• _Records provided_
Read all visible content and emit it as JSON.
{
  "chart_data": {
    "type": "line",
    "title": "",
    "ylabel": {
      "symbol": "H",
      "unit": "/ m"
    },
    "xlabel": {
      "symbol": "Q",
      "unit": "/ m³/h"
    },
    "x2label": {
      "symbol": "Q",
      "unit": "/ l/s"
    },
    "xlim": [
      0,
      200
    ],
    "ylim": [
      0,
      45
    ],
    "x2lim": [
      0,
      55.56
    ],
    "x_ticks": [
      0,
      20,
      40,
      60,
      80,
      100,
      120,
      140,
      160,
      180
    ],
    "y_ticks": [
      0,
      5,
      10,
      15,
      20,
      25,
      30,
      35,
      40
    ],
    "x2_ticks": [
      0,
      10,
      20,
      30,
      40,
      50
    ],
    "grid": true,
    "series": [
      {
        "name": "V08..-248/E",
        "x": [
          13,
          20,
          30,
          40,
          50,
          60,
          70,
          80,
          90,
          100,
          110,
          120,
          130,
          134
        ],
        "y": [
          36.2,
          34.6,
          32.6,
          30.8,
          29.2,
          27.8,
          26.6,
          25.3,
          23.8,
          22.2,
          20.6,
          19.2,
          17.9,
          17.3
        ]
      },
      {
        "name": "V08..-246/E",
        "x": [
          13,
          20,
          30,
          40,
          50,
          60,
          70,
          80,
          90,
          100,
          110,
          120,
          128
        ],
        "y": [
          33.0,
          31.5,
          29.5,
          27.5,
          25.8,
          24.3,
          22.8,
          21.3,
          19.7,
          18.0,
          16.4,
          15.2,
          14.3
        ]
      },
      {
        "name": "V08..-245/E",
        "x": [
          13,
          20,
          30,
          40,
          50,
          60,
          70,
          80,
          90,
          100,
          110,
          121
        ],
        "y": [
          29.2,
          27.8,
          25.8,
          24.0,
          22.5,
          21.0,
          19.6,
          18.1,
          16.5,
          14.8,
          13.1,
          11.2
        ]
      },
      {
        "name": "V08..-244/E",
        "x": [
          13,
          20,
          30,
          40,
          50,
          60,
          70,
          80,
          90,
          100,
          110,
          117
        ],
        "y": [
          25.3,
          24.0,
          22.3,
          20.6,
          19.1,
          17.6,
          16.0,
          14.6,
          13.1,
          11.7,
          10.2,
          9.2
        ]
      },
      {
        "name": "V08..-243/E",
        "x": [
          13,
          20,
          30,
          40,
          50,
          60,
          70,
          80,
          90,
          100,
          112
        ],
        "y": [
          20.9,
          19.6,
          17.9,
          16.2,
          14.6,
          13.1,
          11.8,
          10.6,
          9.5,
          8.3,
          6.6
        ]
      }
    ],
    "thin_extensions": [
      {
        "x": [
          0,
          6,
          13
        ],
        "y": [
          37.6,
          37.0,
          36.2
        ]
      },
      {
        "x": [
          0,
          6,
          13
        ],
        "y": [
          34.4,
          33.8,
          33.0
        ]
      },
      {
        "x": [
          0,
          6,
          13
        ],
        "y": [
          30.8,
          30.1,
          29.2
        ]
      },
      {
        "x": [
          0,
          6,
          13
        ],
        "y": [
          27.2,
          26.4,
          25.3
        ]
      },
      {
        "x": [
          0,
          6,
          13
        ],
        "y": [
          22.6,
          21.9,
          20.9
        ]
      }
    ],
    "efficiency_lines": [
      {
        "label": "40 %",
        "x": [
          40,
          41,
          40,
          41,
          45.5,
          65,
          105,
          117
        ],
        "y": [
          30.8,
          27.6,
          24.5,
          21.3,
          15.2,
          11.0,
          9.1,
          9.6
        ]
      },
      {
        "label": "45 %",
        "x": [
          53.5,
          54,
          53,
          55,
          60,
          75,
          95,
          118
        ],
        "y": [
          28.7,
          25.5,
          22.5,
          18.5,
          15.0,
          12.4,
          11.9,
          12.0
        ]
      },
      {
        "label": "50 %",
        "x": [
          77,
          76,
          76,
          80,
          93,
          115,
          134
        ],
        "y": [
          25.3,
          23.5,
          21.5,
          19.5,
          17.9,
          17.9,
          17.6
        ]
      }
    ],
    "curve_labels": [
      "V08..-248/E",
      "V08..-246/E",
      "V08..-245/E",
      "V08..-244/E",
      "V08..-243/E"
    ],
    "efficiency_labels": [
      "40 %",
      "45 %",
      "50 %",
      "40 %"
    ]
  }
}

• _What you should do_
Reproduce the listing shown above in its entirety, exactly.

• _Output of the task_
Read all visible content and emit it as JSON.
{
  "chart_data": {
    "type": "line",
    "title": "",
    "ylabel": {
      "symbol": "H",
      "unit": "/ m"
    },
    "xlabel": {
      "symbol": "Q",
      "unit": "/ m³/h"
    },
    "x2label": {
      "symbol": "Q",
      "unit": "/ l/s"
    },
    "xlim": [
      0,
      200
    ],
    "ylim": [
      0,
      45
    ],
    "x2lim": [
      0,
      55.56
    ],
    "x_ticks": [
      0,
      20,
      40,
      60,
      80,
      100,
      120,
      140,
      160,
      180
    ],
    "y_ticks": [
      0,
      5,
      10,
      15,
      20,
      25,
      30,
      35,
      40
    ],
    "x2_ticks": [
      0,
      10,
      20,
      30,
      40,
      50
    ],
    "grid": true,
    "series": [
      {
        "name": "V08..-248/E",
        "x": [
          13,
          20,
          30,
          40,
          50,
          60,
          70,
          80,
          90,
          100,
          110,
          120,
          130,
          134
        ],
        "y": [
          36.2,
          34.6,
          32.6,
          30.8,
          29.2,
          27.8,
          26.6,
          25.3,
          23.8,
          22.2,
          20.6,
          19.2,
          17.9,
          17.3
        ]
      },
      {
        "name": "V08..-246/E",
        "x": [
          13,
          20,
          30,
          40,
          50,
          60,
          70,
          80,
          90,
          100,
          110,
          120,
          128
        ],
        "y": [
          33.0,
          31.5,
          29.5,
          27.5,
          25.8,
          24.3,
          22.8,
          21.3,
          19.7,
          18.0,
          16.4,
          15.2,
          14.3
        ]
      },
      {
        "name": "V08..-245/E",
        "x": [
          13,
          20,
          30,
          40,
          50,
          60,
          70,
          80,
          90,
          100,
          110,
          121
        ],
        "y": [
          29.2,
          27.8,
          25.8,
          24.0,
          22.5,
          21.0,
          19.6,
          18.1,
          16.5,
          14.8,
          13.1,
          11.2
        ]
      },
      {
        "name": "V08..-244/E",
        "x": [
          13,
          20,
          30,
          40,
          50,
          60,
          70,
          80,
          90,
          100,
          110,
          117
        ],
        "y": [
          25.3,
          24.0,
          22.3,
          20.6,
          19.1,
          17.6,
          16.0,
          14.6,
          13.1,
          11.7,
          10.2,
          9.2
        ]
      },
      {
        "name": "V08..-243/E",
        "x": [
          13,
          20,
          30,
          40,
          50,
          60,
          70,
          80,
          90,
          100,
          112
        ],
        "y": [
          20.9,
          19.6,
          17.9,
          16.2,
          14.6,
          13.1,
          11.8,
          10.6,
          9.5,
          8.3,
          6.6
        ]
      }
    ],
    "thin_extensions": [
      {
        "x": [
          0,
          6,
          13
        ],
        "y": [
          37.6,
          37.0,
          36.2
        ]
      },
      {
        "x": [
          0,
          6,
          13
        ],
        "y": [
          34.4,
          33.8,
          33.0
        ]
      },
      {
        "x": [
          0,
          6,
          13
        ],
        "y": [
          30.8,
          30.1,
          29.2
        ]
      },
      {
        "x": [
          0,
          6,
          13
        ],
        "y": [
          27.2,
          26.4,
          25.3
        ]
      },
      {
        "x": [
          0,
          6,
          13
        ],
        "y": [
          22.6,
          21.9,
          20.9
        ]
      }
    ],
    "efficiency_lines": [
      {
        "label": "40 %",
        "x": [
          40,
          41,
          40,
          41,
          45.5,
          65,
          105,
          117
        ],
        "y": [
          30.8,
          27.6,
          24.5,
          21.3,
          15.2,
          11.0,
          9.1,
          9.6
        ]
      },
      {
        "label": "45 %",
        "x": [
          53.5,
          54,
          53,
          55,
          60,
          75,
          95,
          118
        ],
        "y": [
          28.7,
          25.5,
          22.5,
          18.5,
          15.0,
          12.4,
          11.9,
          12.0
        ]
      },
      {
        "label": "50 %",
        "x": [
          77,
          76,
          76,
          80,
          93,
          115,
          134
        ],
        "y": [
          25.3,
          23.5,
          21.5,
          19.5,
          17.9,
          17.9,
          17.6
        ]
      }
    ],
    "curve_labels": [
      "V08..-248/E",
      "V08..-246/E",
      "V08..-245/E",
      "V08..-244/E",
      "V08..-243/E"
    ],
    "efficiency_labels": [
      "40 %",
      "45 %",
      "50 %",
      "40 %"
    ]
  }
}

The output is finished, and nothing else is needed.